■ SUPPLIED DATA:
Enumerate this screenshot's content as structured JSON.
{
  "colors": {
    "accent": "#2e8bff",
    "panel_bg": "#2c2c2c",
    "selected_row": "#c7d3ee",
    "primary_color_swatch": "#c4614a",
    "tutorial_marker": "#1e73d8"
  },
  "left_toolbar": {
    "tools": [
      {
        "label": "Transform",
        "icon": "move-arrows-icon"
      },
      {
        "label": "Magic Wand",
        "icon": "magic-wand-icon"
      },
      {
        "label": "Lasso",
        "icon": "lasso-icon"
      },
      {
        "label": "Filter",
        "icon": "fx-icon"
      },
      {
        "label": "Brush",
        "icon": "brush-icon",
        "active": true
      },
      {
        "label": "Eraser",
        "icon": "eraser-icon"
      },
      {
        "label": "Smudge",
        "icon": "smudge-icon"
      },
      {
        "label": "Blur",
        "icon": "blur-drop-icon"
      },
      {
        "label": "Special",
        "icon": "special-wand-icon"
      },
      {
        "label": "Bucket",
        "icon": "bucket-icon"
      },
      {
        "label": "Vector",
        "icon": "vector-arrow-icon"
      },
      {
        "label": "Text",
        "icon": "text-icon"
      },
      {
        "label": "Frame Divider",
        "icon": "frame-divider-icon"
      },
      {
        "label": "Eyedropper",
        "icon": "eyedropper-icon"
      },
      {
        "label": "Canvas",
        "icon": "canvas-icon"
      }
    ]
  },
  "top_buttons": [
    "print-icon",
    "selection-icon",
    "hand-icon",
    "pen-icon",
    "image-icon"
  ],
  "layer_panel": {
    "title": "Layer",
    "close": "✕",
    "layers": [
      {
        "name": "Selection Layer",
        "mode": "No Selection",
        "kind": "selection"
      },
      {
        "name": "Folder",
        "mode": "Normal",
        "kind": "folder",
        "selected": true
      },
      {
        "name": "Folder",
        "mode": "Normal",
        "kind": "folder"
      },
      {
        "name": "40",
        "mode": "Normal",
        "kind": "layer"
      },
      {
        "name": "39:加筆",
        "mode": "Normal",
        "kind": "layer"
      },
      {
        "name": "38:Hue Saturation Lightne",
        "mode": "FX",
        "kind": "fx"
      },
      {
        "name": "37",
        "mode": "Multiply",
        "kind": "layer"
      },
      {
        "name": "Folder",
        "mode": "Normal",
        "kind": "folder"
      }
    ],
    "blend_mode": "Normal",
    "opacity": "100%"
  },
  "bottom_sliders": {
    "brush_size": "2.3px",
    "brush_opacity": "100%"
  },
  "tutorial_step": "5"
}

■ THE REQUEST: Reproduce the whole listing word for word.

■ ANSWER TO THIS PROBLEM:
Enumerate this screenshot's content as structured JSON.
{
  "colors": {
    "accent": "#2e8bff",
    "panel_bg": "#2c2c2c",
    "selected_row": "#c7d3ee",
    "primary_color_swatch": "#c4614a",
    "tutorial_marker": "#1e73d8"
  },
  "left_toolbar": {
    "tools": [
      {
        "label": "Transform",
        "icon": "move-arrows-icon"
      },
      {
        "label": "Magic Wand",
        "icon": "magic-wand-icon"
      },
      {
        "label": "Lasso",
        "icon": "lasso-icon"
      },
      {
        "label": "Filter",
        "icon": "fx-icon"
      },
      {
        "label": "Brush",
        "icon": "brush-icon",
        "active": true
      },
      {
        "label": "Eraser",
        "icon": "eraser-icon"
      },
      {
        "label": "Smudge",
        "icon": "smudge-icon"
      },
      {
        "label": "Blur",
        "icon": "blur-drop-icon"
      },
      {
        "label": "Special",
        "icon": "special-wand-icon"
      },
      {
        "label": "Bucket",
        "icon": "bucket-icon"
      },
      {
        "label": "Vector",
        "icon": "vector-arrow-icon"
      },
      {
        "label": "Text",
        "icon": "text-icon"
      },
      {
        "label": "Frame Divider",
        "icon": "frame-divider-icon"
      },
      {
        "label": "Eyedropper",
        "icon": "eyedropper-icon"
      },
      {
        "label": "Canvas",
        "icon": "canvas-icon"
      }
    ]
  },
  "top_buttons": [
    "print-icon",
    "selection-icon",
    "hand-icon",
    "pen-icon",
    "image-icon"
  ],
  "layer_panel": {
    "title": "Layer",
    "close": "✕",
    "layers": [
      {
        "name": "Selection Layer",
        "mode": "No Selection",
        "kind": "selection"
      },
      {
        "name": "Folder",
        "mode": "Normal",
        "kind": "folder",
        "selected": true
      },
      {
        "name": "Folder",
        "mode": "Normal",
        "kind": "folder"
      },
      {
        "name": "40",
        "mode": "Normal",
        "kind": "layer"
      },
      {
        "name": "39:加筆",
        "mode": "Normal",
        "kind": "layer"
      },
      {
        "name": "38:Hue Saturation Lightne",
        "mode": "FX",
        "kind": "fx"
      },
      {
        "name": "37",
        "mode": "Multiply",
        "kind": "layer"
      },
      {
        "name": "Folder",
        "mode": "Normal",
        "kind": "folder"
      }
    ],
    "blend_mode": "Normal",
    "opacity": "100%"
  },
  "bottom_sliders": {
    "brush_size": "2.3px",
    "brush_opacity": "100%"
  },
  "tutorial_step": "5"
}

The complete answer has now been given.